* [What is being asked]:
All of the data must be printed exactly; please include every line.

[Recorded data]
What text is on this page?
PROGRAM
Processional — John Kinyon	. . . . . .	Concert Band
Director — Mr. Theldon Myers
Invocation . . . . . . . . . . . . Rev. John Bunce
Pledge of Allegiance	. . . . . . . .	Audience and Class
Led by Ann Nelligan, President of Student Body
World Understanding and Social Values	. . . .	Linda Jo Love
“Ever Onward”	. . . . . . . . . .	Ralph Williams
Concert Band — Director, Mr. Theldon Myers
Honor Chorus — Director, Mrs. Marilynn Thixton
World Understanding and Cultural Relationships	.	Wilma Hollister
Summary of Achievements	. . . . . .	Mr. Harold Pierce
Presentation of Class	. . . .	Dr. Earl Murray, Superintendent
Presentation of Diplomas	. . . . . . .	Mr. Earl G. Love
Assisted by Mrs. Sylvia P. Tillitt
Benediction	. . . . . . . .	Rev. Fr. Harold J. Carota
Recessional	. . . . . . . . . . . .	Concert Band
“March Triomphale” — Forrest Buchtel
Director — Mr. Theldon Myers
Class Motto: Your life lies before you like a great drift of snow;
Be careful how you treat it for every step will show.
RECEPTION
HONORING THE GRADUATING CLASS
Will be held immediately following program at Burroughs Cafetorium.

* [Exercise answer]:
What text is on this page?
PROGRAM
Processional — John Kinyon	. . . . . .	Concert Band
Director — Mr. Theldon Myers
Invocation . . . . . . . . . . . . Rev. John Bunce
Pledge of Allegiance	. . . . . . . .	Audience and Class
Led by Ann Nelligan, President of Student Body
World Understanding and Social Values	. . . .	Linda Jo Love
“Ever Onward”	. . . . . . . . . .	Ralph Williams
Concert Band — Director, Mr. Theldon Myers
Honor Chorus — Director, Mrs. Marilynn Thixton
World Understanding and Cultural Relationships	.	Wilma Hollister
Summary of Achievements	. . . . . .	Mr. Harold Pierce
Presentation of Class	. . . .	Dr. Earl Murray, Superintendent
Presentation of Diplomas	. . . . . . .	Mr. Earl G. Love
Assisted by Mrs. Sylvia P. Tillitt
Benediction	. . . . . . . .	Rev. Fr. Harold J. Carota
Recessional	. . . . . . . . . . . .	Concert Band
“March Triomphale” — Forrest Buchtel
Director — Mr. Theldon Myers
Class Motto: Your life lies before you like a great drift of snow;
Be careful how you treat it for every step will show.
RECEPTION
HONORING THE GRADUATING CLASS
Will be held immediately following program at Burroughs Cafetorium.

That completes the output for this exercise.